## What the task requires
Note each line where "color" appears, and copy it.

[Excerpts from a figure dataset]
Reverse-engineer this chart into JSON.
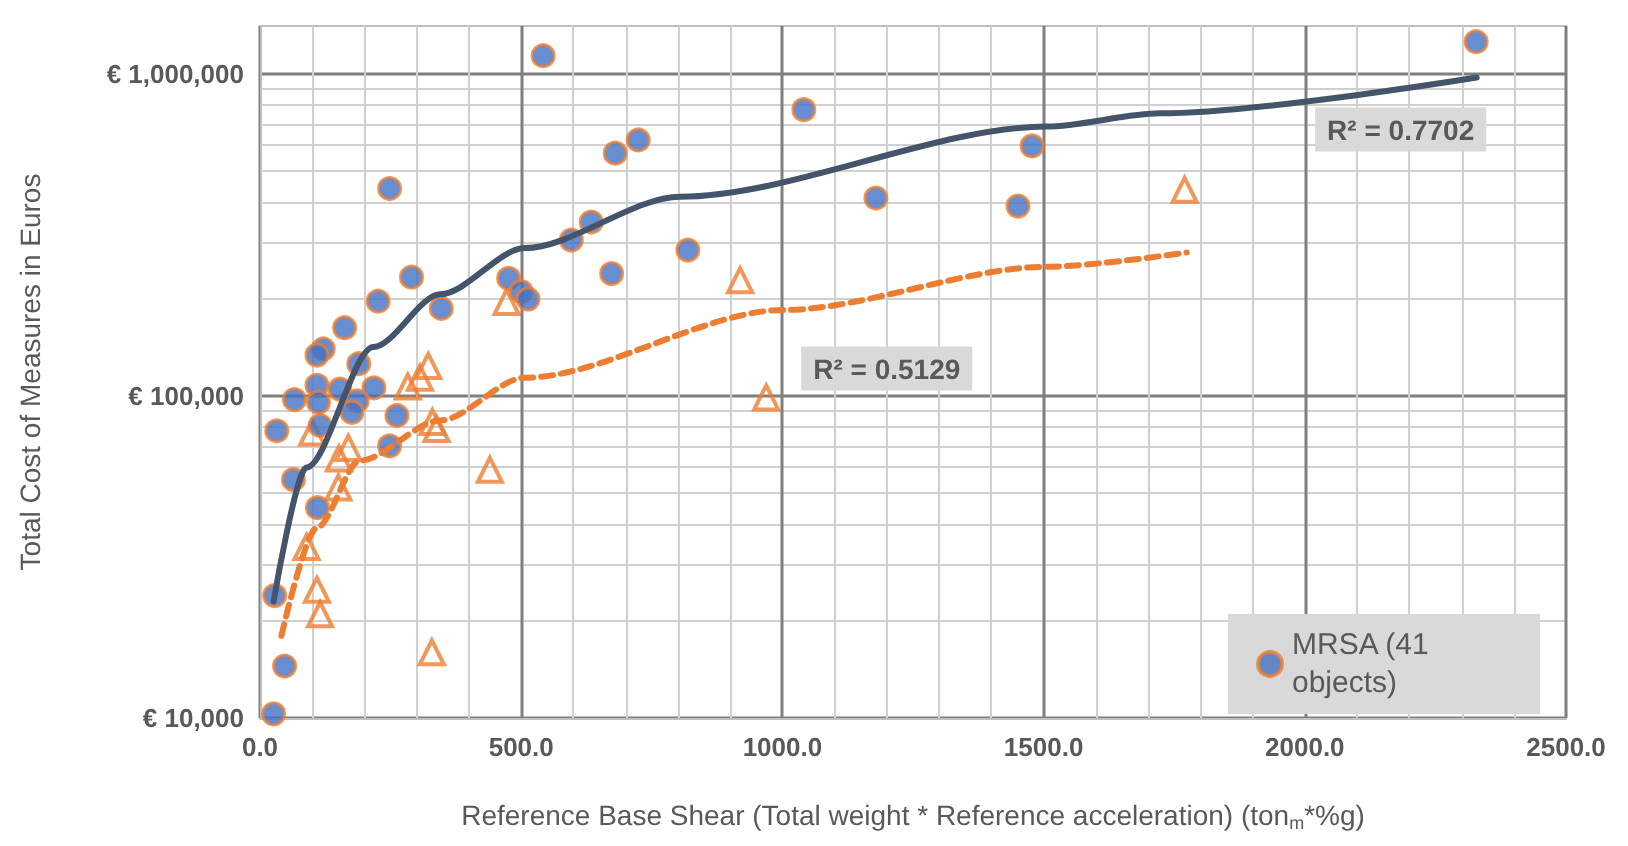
{
  "chart_data": {
    "type": "scatter",
    "xlabel": "Reference Base Shear (Total weight * Reference acceleration) (ton$_{m}$*%g)",
    "ylabel": "Total Cost of Measures in Euros",
    "xlim": [
      0,
      2500
    ],
    "xticks": [
      {
        "value": 0,
        "label": "0.0"
      },
      {
        "value": 500,
        "label": "500.0"
      },
      {
        "value": 1000,
        "label": "1000.0"
      },
      {
        "value": 1500,
        "label": "1500.0"
      },
      {
        "value": 2000,
        "label": "2000.0"
      },
      {
        "value": 2500,
        "label": "2500.0"
      }
    ],
    "ylim": [
      10000,
      1410000
    ],
    "yticks": [
      {
        "value": 10000,
        "label": "€ 10,000"
      },
      {
        "value": 100000,
        "label": "€ 100,000"
      },
      {
        "value": 1000000,
        "label": "€ 1,000,000"
      }
    ],
    "log": "y",
    "grid": true,
    "legend": "bottom right",
    "series": [
      {
        "name": "MRSA (41 objects)",
        "marker": "circle",
        "color": "#4472c4",
        "x": [
          542,
          724,
          680,
          248,
          634,
          596,
          819,
          673,
          476,
          290,
          500,
          513,
          226,
          347,
          162,
          121,
          109,
          189,
          109,
          218,
          153,
          66,
          112,
          186,
          176,
          262,
          115,
          32,
          248,
          64,
          110,
          28,
          47,
          26,
          1041,
          1179,
          1451,
          1478,
          2328
        ],
        "values": [
          1140000,
          624000,
          568000,
          441000,
          347000,
          305000,
          284000,
          240000,
          232000,
          234000,
          211000,
          200000,
          197000,
          187000,
          163000,
          140000,
          134000,
          126000,
          108000,
          106000,
          105000,
          97500,
          95700,
          96500,
          89000,
          87000,
          81000,
          78000,
          70000,
          55000,
          45000,
          24000,
          14500,
          10300,
          775000,
          412000,
          389000,
          598000,
          1260000
        ]
      },
      {
        "marker": "triangle",
        "color": "#ed7d31",
        "x": [
          472,
          322,
          306,
          283,
          330,
          338,
          100,
          169,
          151,
          440,
          150,
          89,
          109,
          115,
          329,
          969,
          919,
          1770
        ],
        "values": [
          196000,
          124000,
          114000,
          107000,
          83000,
          79000,
          77000,
          69000,
          64000,
          59000,
          52000,
          34000,
          25000,
          21000,
          16000,
          99000,
          229000,
          437000
        ]
      },
      {
        "type": "line",
        "marker": "none",
        "color": "#44546a",
        "line_style": "solid",
        "x": [
          26,
          89,
          217,
          345,
          507,
          804,
          1506,
          1723,
          2329
        ],
        "values": [
          23000,
          60000,
          142000,
          207000,
          288000,
          416000,
          687000,
          755000,
          975000
        ]
      },
      {
        "type": "line",
        "marker": "none",
        "color": "#ed7d31",
        "line_style": "dashed",
        "x": [
          41,
          109,
          191,
          345,
          507,
          1002,
          1506,
          1774
        ],
        "values": [
          18000,
          39000,
          63000,
          84000,
          114000,
          185000,
          252000,
          279000
        ]
      }
    ],
    "annotations": [
      "R² = 0.7702",
      "R² = 0.5129"
    ]
  }
}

## Solution to this problem
        "color": "#4472c4",
        "color": "#ed7d31",
        "color": "#44546a",
        "color": "#ed7d31",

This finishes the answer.